EXERCISE INPUT>
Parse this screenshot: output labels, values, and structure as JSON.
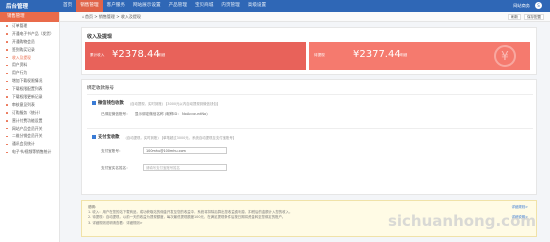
{
  "app": {
    "brand": "后台管理"
  },
  "nav": [
    "首页",
    "销售管理",
    "客户服务",
    "网站展示设置",
    "产品管理",
    "宝贝商城",
    "内页管理",
    "高级设置"
  ],
  "nav_active_index": 1,
  "topright": {
    "user": "网站商务",
    "avatar": "S"
  },
  "sidebar": {
    "header": "销售管理",
    "items": [
      "订单管理",
      "开通电子书产品（发货）",
      "开通购物会员",
      "签到购买记录",
      "收入及提现",
      "用户资料",
      "用户行为",
      "增加下载权限情况",
      "下载权限配置列表",
      "下载权限更新记录",
      "审核意见列表",
      "订购服务（统计）",
      "营计付费功能设置",
      "网站产品会员开关",
      "二维分销会员开关",
      "通讯会员统计",
      "电子书/视频等销售统计"
    ],
    "active_index": 4
  },
  "breadcrumb": {
    "home": "首页",
    "sep1": ">",
    "l1": "销售管理",
    "sep2": ">",
    "l2": "收入及提现",
    "refresh": "刷新",
    "save": "保存配置"
  },
  "income": {
    "title": "收入及提现",
    "card1": {
      "label": "累计收入",
      "amount": "¥2378.44",
      "desc": "明细"
    },
    "card2": {
      "label": "待提现",
      "amount": "¥2377.44",
      "desc": "明细"
    }
  },
  "account": {
    "title": "绑定收款账号",
    "wechat": {
      "title": "微信钱包收款",
      "hint": "(自动提现，实时到账)  【3000元以内自动提现到微信钱包】",
      "label": "已绑定微信账号：",
      "value": "显示绑定微信名称 (昵称ID： NoAccountNo)"
    },
    "alipay": {
      "title": "支付宝收款",
      "hint": "(自动提现，实时到账)  【单笔超过3000元，系统自动提现至支付宝账号】",
      "account_label": "支付宝账号：",
      "account_value": "100mhu@100mhu.com",
      "name_label": "支付宝实名姓名：",
      "name_placeholder": "请填写支付宝账号姓名"
    }
  },
  "notes": {
    "title": "说明：",
    "line1": "1. 收入：用户在您的站下载商品，成功获取站的佣金开发至您的收益中，系统将扣除后算出您收益费利息，扣税后的金额计入您的收入。",
    "line2": "2. 待提现：自动提现，以前一天的收益为提现额度，每次最低提现额度100元，在满足提现条件后按日期将资金转至您绑定的账户。",
    "line3": "3. 详细规则说明请查看：详细规则>",
    "link1": "详细规则>",
    "link2": "详细说明>"
  },
  "watermark": "sichuanhong.com"
}
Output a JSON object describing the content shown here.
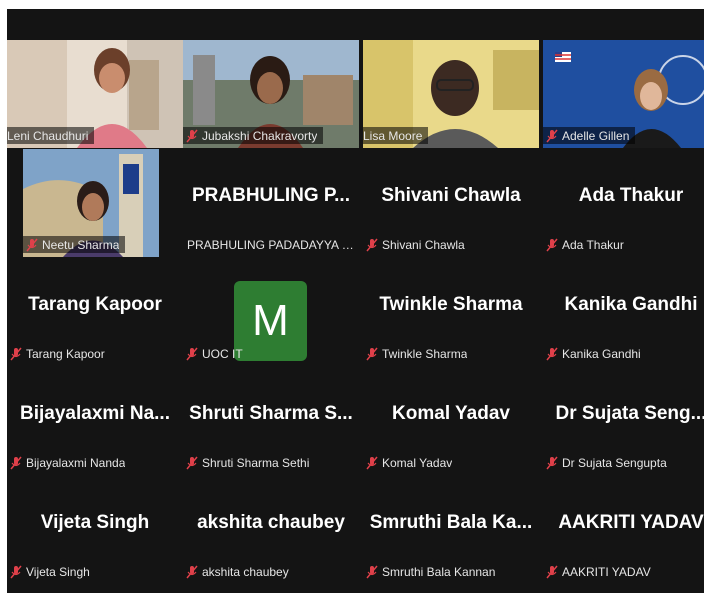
{
  "participants": [
    {
      "name": "Leni Chaudhuri"
    },
    {
      "name": "Jubakshi Chakravorty"
    },
    {
      "name": "Lisa Moore"
    },
    {
      "name": "Adelle Gillen"
    },
    {
      "name": "Neetu Sharma"
    },
    {
      "name": "PRABHULING PADADAYYA CHA...",
      "display": "PRABHULING P..."
    },
    {
      "name": "Shivani Chawla",
      "display": "Shivani Chawla"
    },
    {
      "name": "Ada Thakur",
      "display": "Ada Thakur"
    },
    {
      "name": "Tarang Kapoor",
      "display": "Tarang Kapoor"
    },
    {
      "name": "UOC IT",
      "avatar": "M"
    },
    {
      "name": "Twinkle Sharma",
      "display": "Twinkle Sharma"
    },
    {
      "name": "Kanika Gandhi",
      "display": "Kanika Gandhi"
    },
    {
      "name": "Bijayalaxmi Nanda",
      "display": "Bijayalaxmi Na..."
    },
    {
      "name": "Shruti Sharma Sethi",
      "display": "Shruti Sharma S..."
    },
    {
      "name": "Komal Yadav",
      "display": "Komal Yadav"
    },
    {
      "name": "Dr Sujata Sengupta",
      "display": "Dr Sujata Seng..."
    },
    {
      "name": "Vijeta Singh",
      "display": "Vijeta Singh"
    },
    {
      "name": "akshita chaubey",
      "display": "akshita chaubey"
    },
    {
      "name": "Smruthi Bala Kannan",
      "display": "Smruthi Bala Ka..."
    },
    {
      "name": "AAKRITI YADAV",
      "display": "AAKRITI YADAV"
    }
  ],
  "colors": {
    "background": "#141414",
    "mic_muted": "#e0404a",
    "active_speaker_border": "#3dd68c",
    "avatar_bg": "#2e7d32"
  },
  "icons": {
    "muted": "mic-muted-icon"
  }
}
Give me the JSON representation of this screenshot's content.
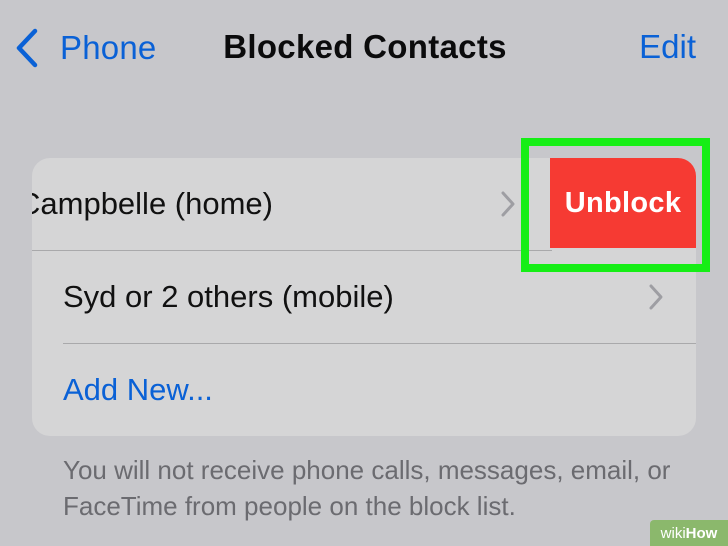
{
  "nav": {
    "back_label": "Phone",
    "title": "Blocked Contacts",
    "edit_label": "Edit"
  },
  "contacts": [
    {
      "label": "Campbelle (home)"
    },
    {
      "label": "Syd or 2 others (mobile)"
    }
  ],
  "add_new_label": "Add New...",
  "swipe_action": {
    "label": "Unblock",
    "color": "#f63a33",
    "highlight_color": "#16ee16"
  },
  "footer_note": "You will not receive phone calls, messages, email, or FaceTime from people on the block list.",
  "watermark": {
    "prefix": "wiki",
    "suffix": "How"
  },
  "colors": {
    "accent": "#0a61d6",
    "background": "#c7c7cb",
    "card": "#d5d5d6"
  }
}
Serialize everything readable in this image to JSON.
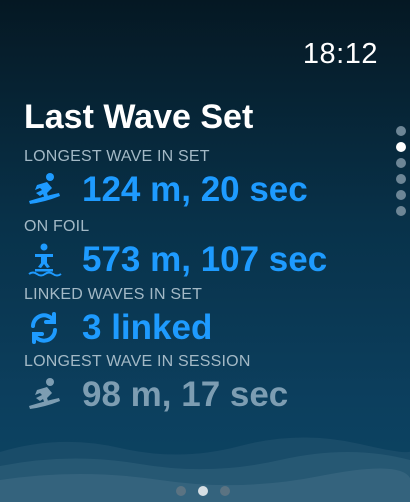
{
  "status_bar": {
    "time": "18:12"
  },
  "screen": {
    "title": "Last Wave Set"
  },
  "metrics": [
    {
      "label": "LONGEST WAVE IN SET",
      "value": "124 m, 20 sec",
      "icon": "surfer-icon"
    },
    {
      "label": "ON FOIL",
      "value": "573 m, 107 sec",
      "icon": "foil-surfer-icon"
    },
    {
      "label": "LINKED WAVES IN SET",
      "value": "3 linked",
      "icon": "linked-arrows-icon"
    },
    {
      "label": "LONGEST WAVE IN SESSION",
      "value": "98 m, 17 sec",
      "icon": "surfer-icon"
    }
  ],
  "pagination": {
    "vertical": {
      "count": 6,
      "active_index": 1
    },
    "horizontal": {
      "count": 3,
      "active_index": 1
    }
  },
  "colors": {
    "accent": "#1e9bff",
    "dim_value": "#7d9db2",
    "label": "#a3b9c6"
  }
}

DIRECTIONS> Search the lines above for the string "JSON" and copy each line that has it.

FULL SOLUTION>
Parse this screenshot: output labels, values, and structure as JSON.
Output a JSON object describing the content shown here.
Give me the JSON representation of this screenshot's content.
Serialize everything readable in this image to JSON.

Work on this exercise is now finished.